Task
Leaving out the pictures, retype all the material exactly.

(Items from a data source)
--

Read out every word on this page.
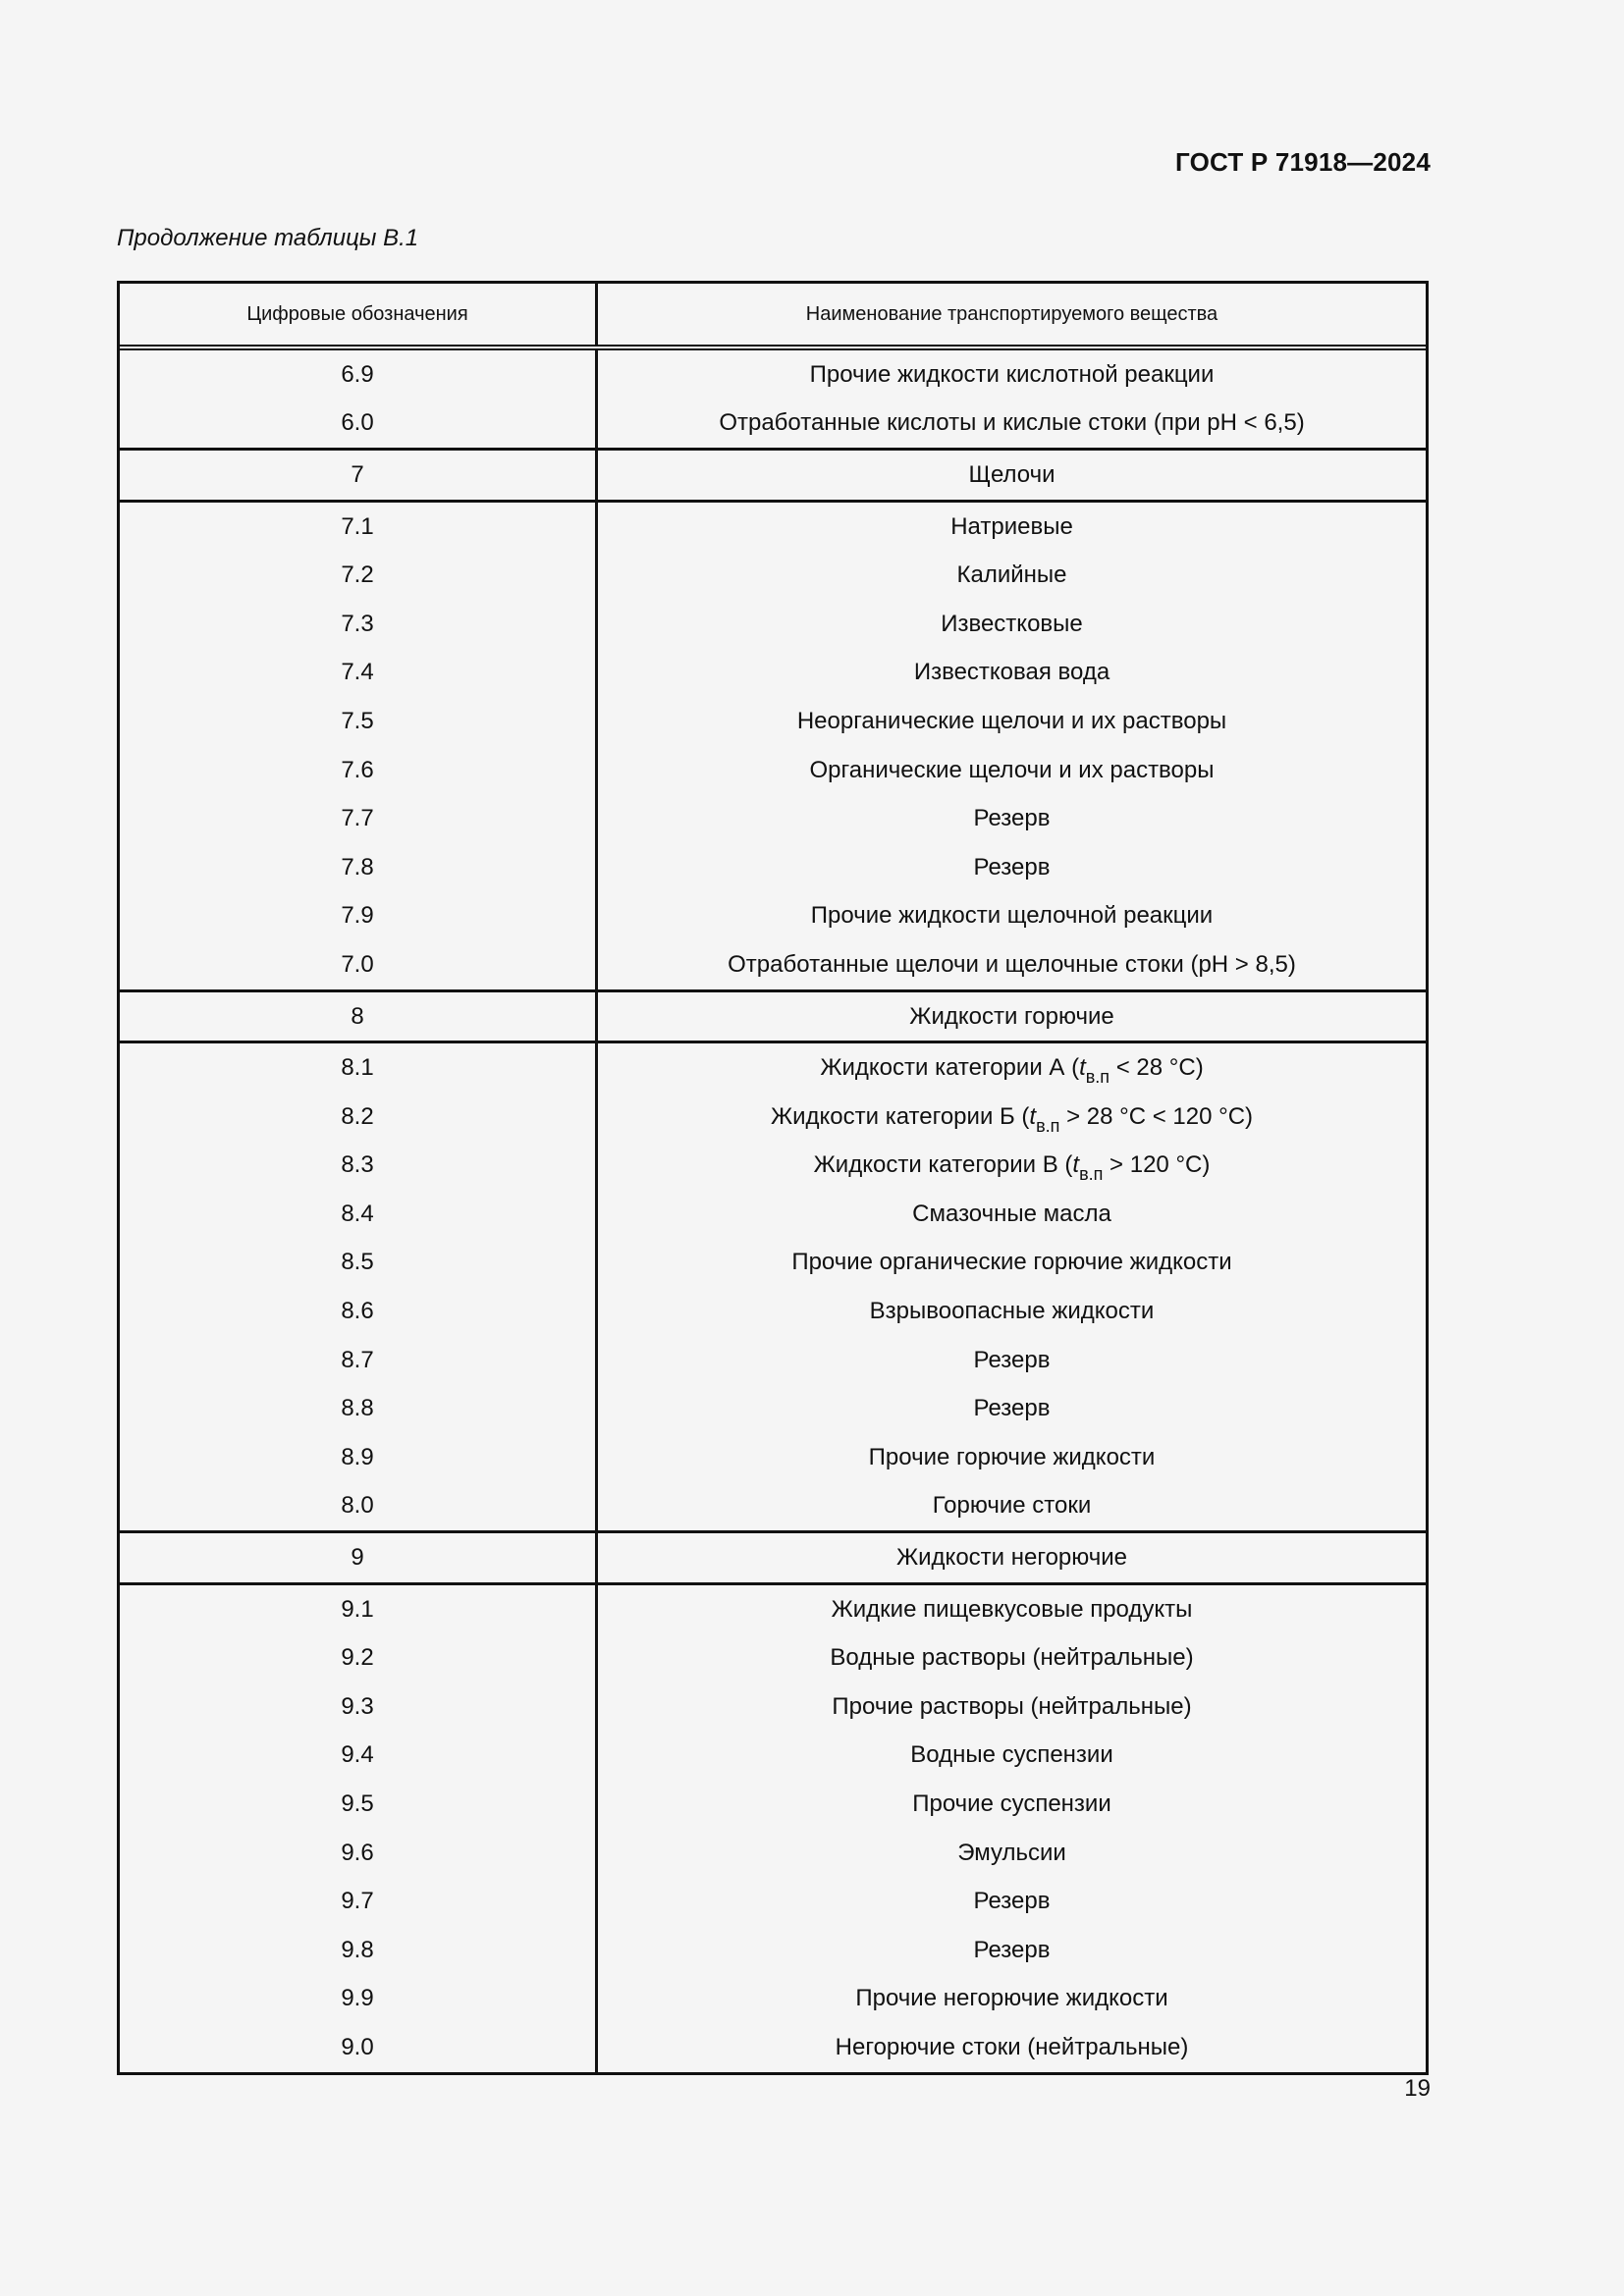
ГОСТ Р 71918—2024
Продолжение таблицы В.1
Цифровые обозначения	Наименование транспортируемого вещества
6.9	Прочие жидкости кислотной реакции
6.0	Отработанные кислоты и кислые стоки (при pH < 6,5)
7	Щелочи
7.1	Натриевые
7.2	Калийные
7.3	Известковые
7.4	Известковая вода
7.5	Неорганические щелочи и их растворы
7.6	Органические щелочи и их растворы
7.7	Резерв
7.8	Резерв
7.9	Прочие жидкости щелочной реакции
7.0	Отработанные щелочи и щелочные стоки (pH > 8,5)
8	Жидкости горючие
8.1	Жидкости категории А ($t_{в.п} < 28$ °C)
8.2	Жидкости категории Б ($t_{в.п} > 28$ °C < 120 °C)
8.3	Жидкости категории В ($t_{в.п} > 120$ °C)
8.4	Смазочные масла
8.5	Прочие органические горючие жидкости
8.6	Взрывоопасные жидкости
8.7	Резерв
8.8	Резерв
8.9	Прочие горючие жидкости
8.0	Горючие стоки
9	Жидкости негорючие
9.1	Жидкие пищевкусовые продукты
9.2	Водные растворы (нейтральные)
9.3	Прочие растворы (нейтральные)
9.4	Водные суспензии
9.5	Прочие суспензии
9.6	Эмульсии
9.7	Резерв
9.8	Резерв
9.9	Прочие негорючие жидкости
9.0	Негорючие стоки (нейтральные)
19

--

The solution
Read out every word on this page.
ГОСТ Р 71918—2024
Продолжение таблицы В.1
Цифровые обозначения	Наименование транспортируемого вещества
6.9	Прочие жидкости кислотной реакции
6.0	Отработанные кислоты и кислые стоки (при pH < 6,5)
7	Щелочи
7.1	Натриевые
7.2	Калийные
7.3	Известковые
7.4	Известковая вода
7.5	Неорганические щелочи и их растворы
7.6	Органические щелочи и их растворы
7.7	Резерв
7.8	Резерв
7.9	Прочие жидкости щелочной реакции
7.0	Отработанные щелочи и щелочные стоки (pH > 8,5)
8	Жидкости горючие
8.1	Жидкости категории А ($t_{в.п} < 28$ °C)
8.2	Жидкости категории Б ($t_{в.п} > 28$ °C < 120 °C)
8.3	Жидкости категории В ($t_{в.п} > 120$ °C)
8.4	Смазочные масла
8.5	Прочие органические горючие жидкости
8.6	Взрывоопасные жидкости
8.7	Резерв
8.8	Резерв
8.9	Прочие горючие жидкости
8.0	Горючие стоки
9	Жидкости негорючие
9.1	Жидкие пищевкусовые продукты
9.2	Водные растворы (нейтральные)
9.3	Прочие растворы (нейтральные)
9.4	Водные суспензии
9.5	Прочие суспензии
9.6	Эмульсии
9.7	Резерв
9.8	Резерв
9.9	Прочие негорючие жидкости
9.0	Негорючие стоки (нейтральные)
19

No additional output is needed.